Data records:
:::::
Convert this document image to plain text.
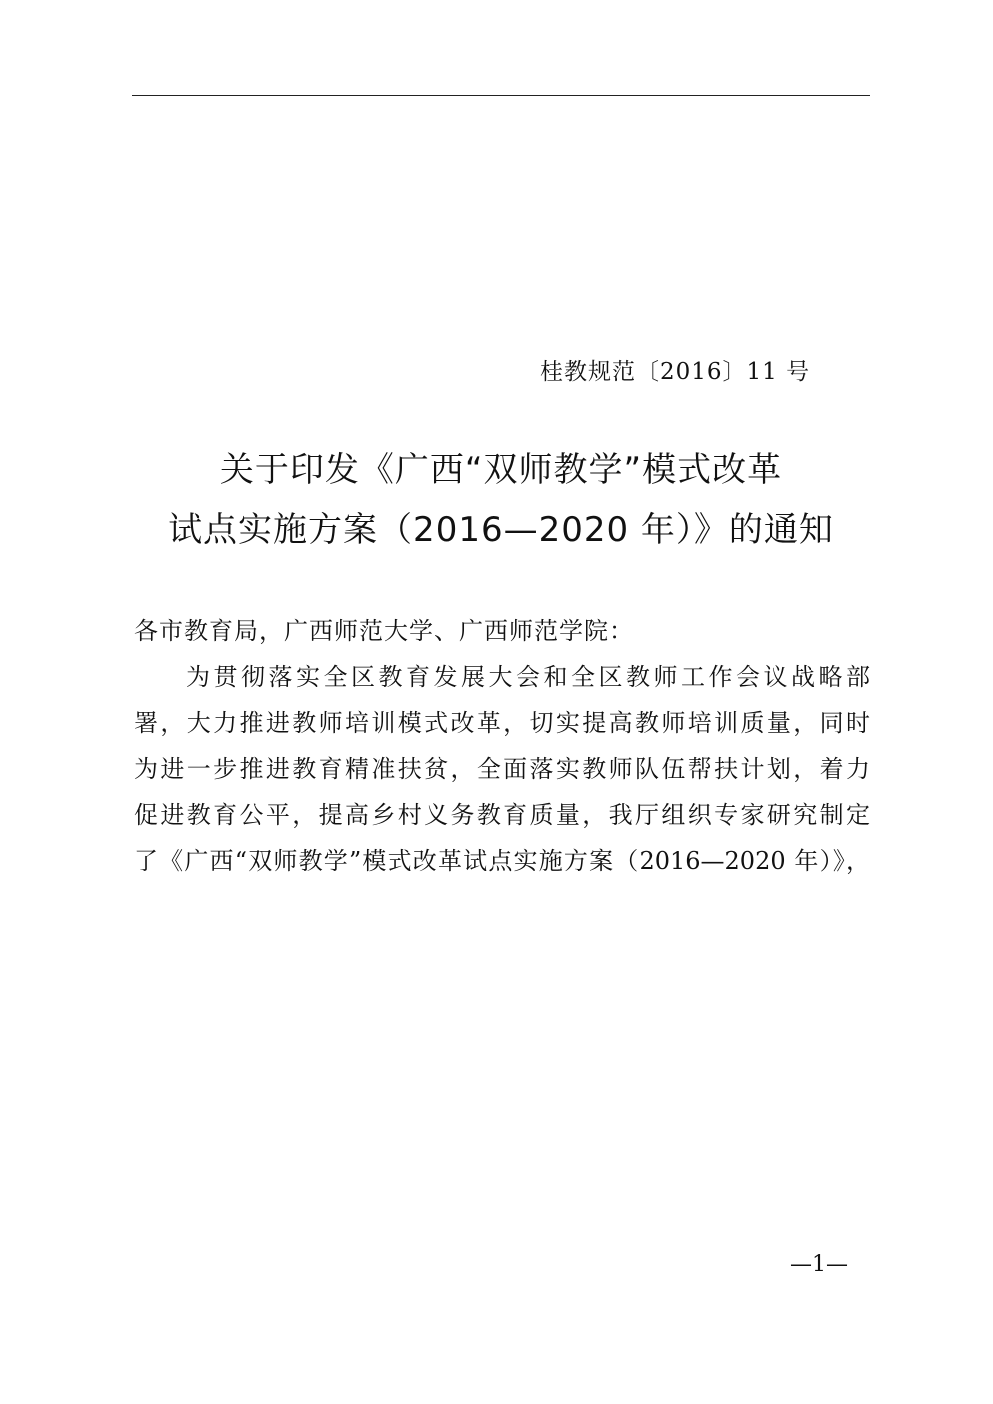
桂教规范〔2016〕11 号
关于印发《广西“双师教学”模式改革
试点实施方案（2016—2020 年）》的通知
各市教育局，广西师范大学、广西师范学院：
为贯彻落实全区教育发展大会和全区教师工作会议战略部
署，大力推进教师培训模式改革，切实提高教师培训质量，同时
为进一步推进教育精准扶贫，全面落实教师队伍帮扶计划，着力
促进教育公平，提高乡村义务教育质量，我厅组织专家研究制定
了《广西“双师教学”模式改革试点实施方案（2016—2020 年）》，
—1—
:::::
Exercise> Print each of the records above exactly as written, leaving no picture in the copy.

Response to this exercise>
Convert this document image to plain text.
桂教规范〔2016〕11 号
关于印发《广西“双师教学”模式改革
试点实施方案（2016—2020 年）》的通知
各市教育局，广西师范大学、广西师范学院：
为贯彻落实全区教育发展大会和全区教师工作会议战略部
署，大力推进教师培训模式改革，切实提高教师培训质量，同时
为进一步推进教育精准扶贫，全面落实教师队伍帮扶计划，着力
促进教育公平，提高乡村义务教育质量，我厅组织专家研究制定
了《广西“双师教学”模式改革试点实施方案（2016—2020 年）》，
—1—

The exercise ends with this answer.